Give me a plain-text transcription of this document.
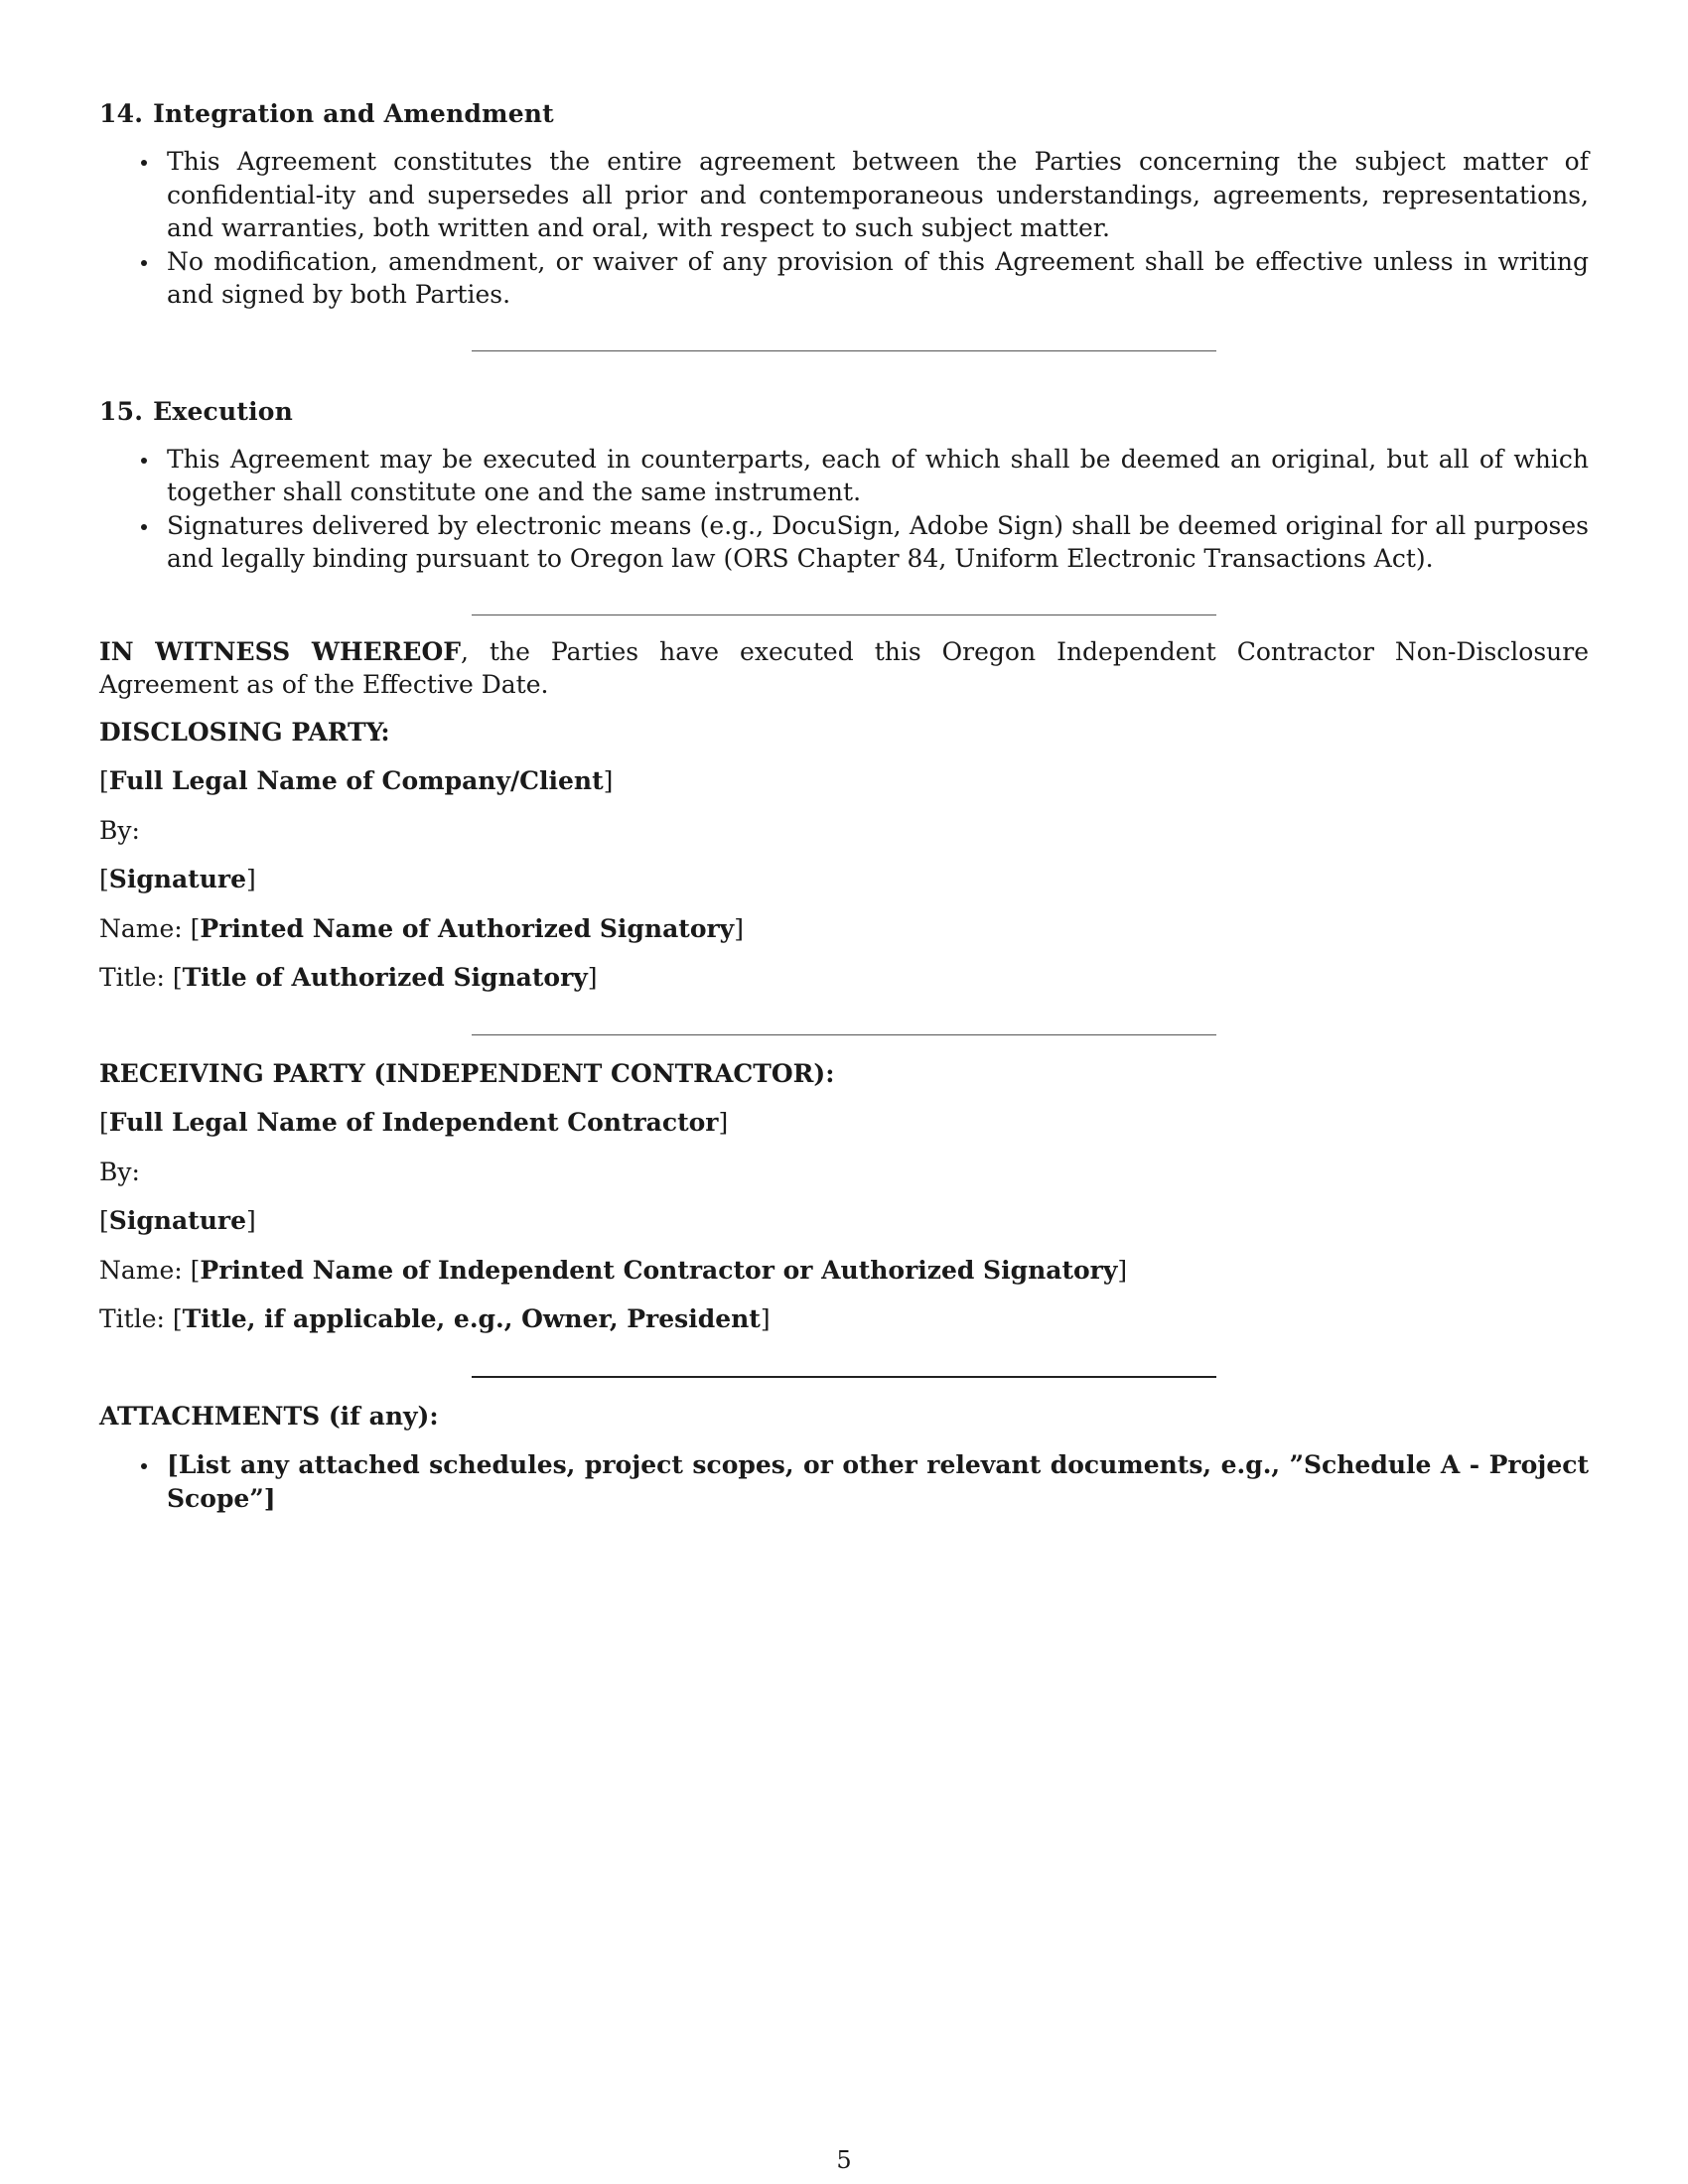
14. Integration and Amendment
This Agreement constitutes the entire agreement between the Parties concerning the subject matter of confidential-ity and supersedes all prior and contemporaneous understandings, agreements, representations, and warranties, both written and oral, with respect to such subject matter.
No modification, amendment, or waiver of any provision of this Agreement shall be effective unless in writing and signed by both Parties.
15. Execution
This Agreement may be executed in counterparts, each of which shall be deemed an original, but all of which together shall constitute one and the same instrument.
Signatures delivered by electronic means (e.g., DocuSign, Adobe Sign) shall be deemed original for all purposes and legally binding pursuant to Oregon law (ORS Chapter 84, Uniform Electronic Transactions Act).

IN WITNESS WHEREOF, the Parties have executed this Oregon Independent Contractor Non-Disclosure Agreement as of the Effective Date.

DISCLOSING PARTY:
[Full Legal Name of Company/Client]
By:
[Signature]
Name: [Printed Name of Authorized Signatory]
Title: [Title of Authorized Signatory]
RECEIVING PARTY (INDEPENDENT CONTRACTOR):
[Full Legal Name of Independent Contractor]
By:
[Signature]
Name: [Printed Name of Independent Contractor or Authorized Signatory]
Title: [Title, if applicable, e.g., Owner, President]
ATTACHMENTS (if any):
[List any attached schedules, project scopes, or other relevant documents, e.g., ”Schedule A - Project Scope”]
5
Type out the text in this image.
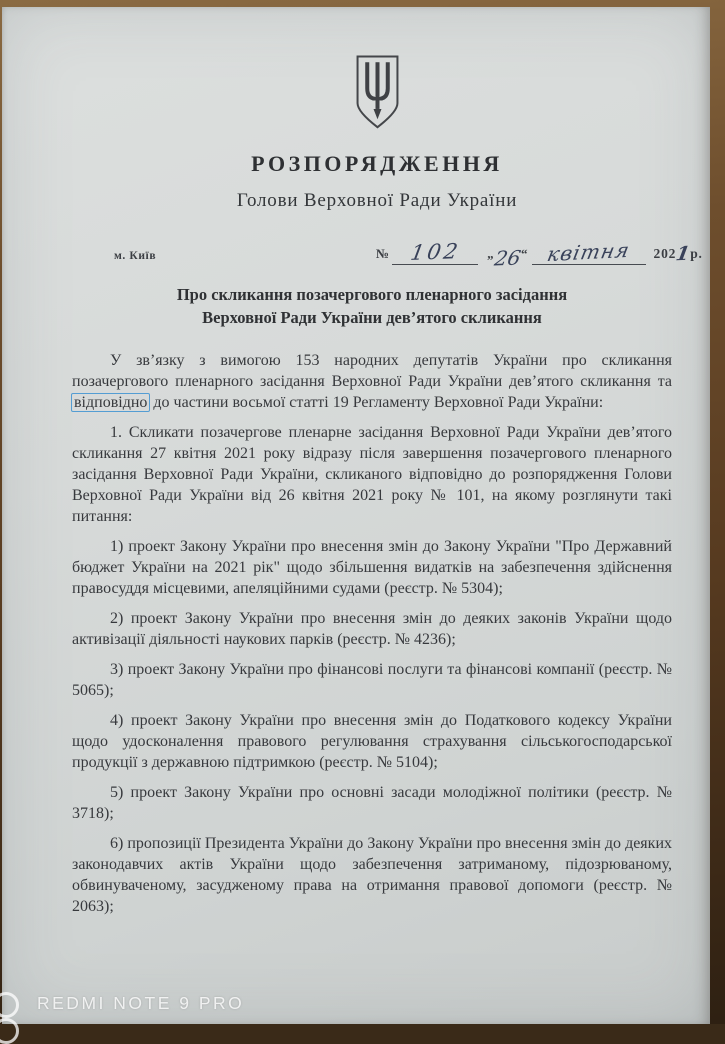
РОЗПОРЯДЖЕННЯ
Голови Верховної Ради України
м. Київ	№ 102	„
26
“ квітня	2021р.
Про скликання позачергового пленарного засідання
Верховної Ради України дев’ятого скликання

У зв’язку з вимогою 153 народних депутатів України про скликання позачергового пленарного засідання Верховної Ради України дев’ятого скликання та відповідно до частини восьмої статті 19 Регламенту Верховної Ради України:

1. Скликати позачергове пленарне засідання Верховної Ради України дев’ятого скликання 27 квітня 2021 року відразу після завершення позачергового пленарного засідання Верховної Ради України, скликаного відповідно до розпорядження Голови Верховної Ради України від 26 квітня 2021 року № 101, на якому розглянути такі питання:

1) проект Закону України про внесення змін до Закону України "Про Державний бюджет України на 2021 рік" щодо збільшення видатків на забезпечення здійснення правосуддя місцевими, апеляційними судами (реєстр. № 5304);

2) проект Закону України про внесення змін до деяких законів України щодо активізації діяльності наукових парків (реєстр. № 4236);

3) проект Закону України про фінансові послуги та фінансові компанії (реєстр. № 5065);

4) проект Закону України про внесення змін до Податкового кодексу України щодо удосконалення правового регулювання страхування сільськогосподарської продукції з державною підтримкою (реєстр. № 5104);

5) проект Закону України про основні засади молодіжної політики (реєстр. № 3718);

6) пропозиції Президента України до Закону України про внесення змін до деяких законодавчих актів України щодо забезпечення затриманому, підозрюваному, обвинуваченому, засудженому права на отримання правової допомоги (реєстр. № 2063);

REDMI NOTE 9 PRO
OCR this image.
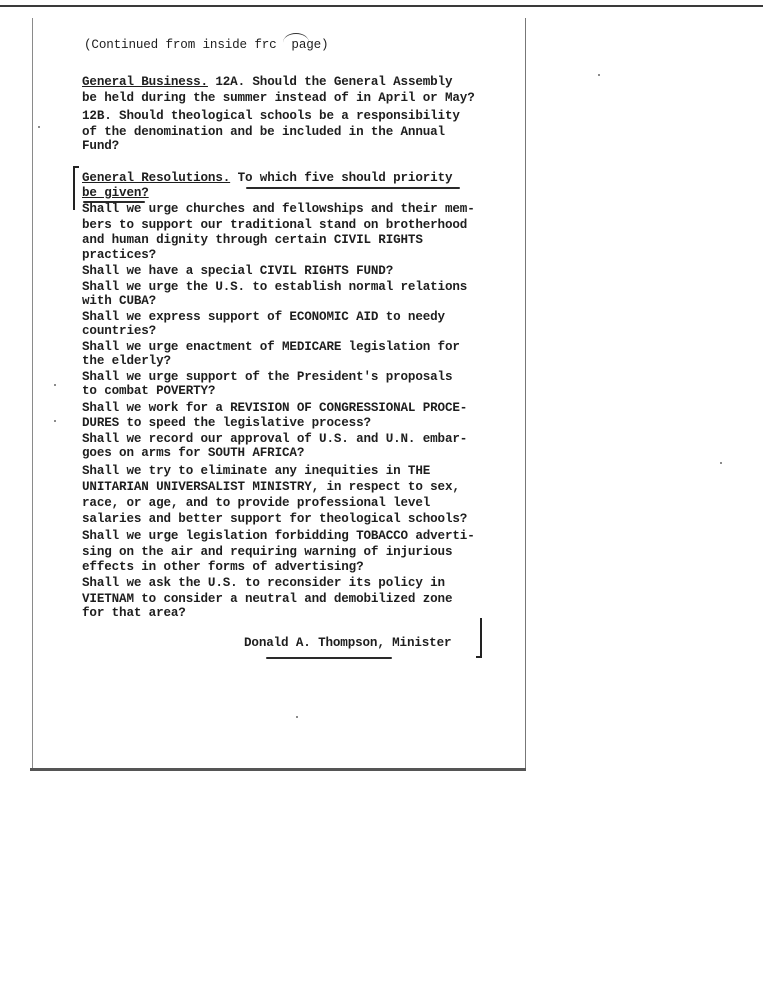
(Continued from inside frc  page)
General Business. 12A. Should the General Assembly
be held during the summer instead of in April or May?
12B. Should theological schools be a responsibility
of the denomination and be included in the Annual
Fund?
General Resolutions. To which five should priority
be given?
Shall we urge churches and fellowships and their mem-
bers to support our traditional stand on brotherhood
and human dignity through certain CIVIL RIGHTS
practices?
Shall we have a special CIVIL RIGHTS FUND?
Shall we urge the U.S. to establish normal relations
with CUBA?
Shall we express support of ECONOMIC AID to needy
countries?
Shall we urge enactment of MEDICARE legislation for
the elderly?
Shall we urge support of the President's proposals
to combat POVERTY?
Shall we work for a REVISION OF CONGRESSIONAL PROCE-
DURES to speed the legislative process?
Shall we record our approval of U.S. and U.N. embar-
goes on arms for SOUTH AFRICA?
Shall we try to eliminate any inequities in THE
UNITARIAN UNIVERSALIST MINISTRY, in respect to sex,
race, or age, and to provide professional level
salaries and better support for theological schools?
Shall we urge legislation forbidding TOBACCO adverti-
sing on the air and requiring warning of injurious
effects in other forms of advertising?
Shall we ask the U.S. to reconsider its policy in
VIETNAM to consider a neutral and demobilized zone
for that area?
Donald A. Thompson, Minister
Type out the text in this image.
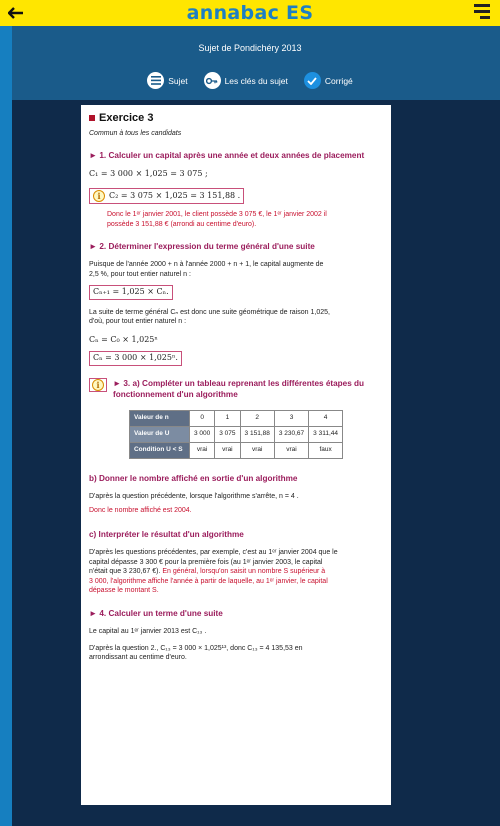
annabac ES
Sujet de Pondichéry 2013
Sujet	Les clés du sujet	Corrigé
Exercice 3
Commun à tous les candidats
► 1. Calculer un capital après une année et deux années de placement
C₁ = 3 000 × 1,025 = 3 075 ;
i	C₂ = 3 075 × 1,025 = 3 151,88 .
Donc le 1ᵉʳ janvier 2001, le client possède 3 075 €, le 1ᵉʳ janvier 2002 il
possède 3 151,88 € (arrondi au centime d'euro).
► 2. Déterminer l'expression du terme général d'une suite
Puisque de l'année 2000 + n à l'année 2000 + n + 1, le capital augmente de
2,5 %, pour tout entier naturel n :
Cₙ₊₁ = 1,025 × Cₙ.
La suite de terme général Cₙ est donc une suite géométrique de raison 1,025,
d'où, pour tout entier naturel n :
Cₙ = C₀ × 1,025ⁿ
Cₙ = 3 000 × 1,025ⁿ.
i	► 3. a) Compléter un tableau reprenant les différentes étapes du fonctionnement d'un algorithme
Valeur de n	0	1	2	3	4
Valeur de U	3 000	3 075	3 151,88	3 230,67	3 311,44
Condition U < S	vrai	vrai	vrai	vrai	faux
b) Donner le nombre affiché en sortie d'un algorithme
D'après la question précédente, lorsque l'algorithme s'arrête, n = 4 .
Donc le nombre affiché est 2004.
c) Interpréter le résultat d'un algorithme
D'après les questions précédentes, par exemple, c'est au 1ᵉʳ janvier 2004 que le
capital dépasse 3 300 € pour la première fois (au 1ᵉʳ janvier 2003, le capital
n'était que 3 230,67 €). En général, lorsqu'on saisit un nombre S supérieur à
3 000, l'algorithme affiche l'année à partir de laquelle, au 1ᵉʳ janvier, le capital
dépasse le montant S.
► 4. Calculer un terme d'une suite
Le capital au 1ᵉʳ janvier 2013 est C₁₃ .
D'après la question 2., C₁₃ = 3 000 × 1,025¹³, donc C₁₃ = 4 135,53 en
arrondissant au centime d'euro.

Work required: Copy down every line of the material above that includes the string "деяких".

Correct answer:
2) проект Закону України про внесення змін до деяких законів України щодо активізації діяльності наукових парків (реєстр. № 4236);
6) пропозиції Президента України до Закону України про внесення змін до деяких законодавчих актів України щодо забезпечення затриманому, підозрюваному, обвинуваченому, засудженому права на отримання правової допомоги (реєстр. № 2063);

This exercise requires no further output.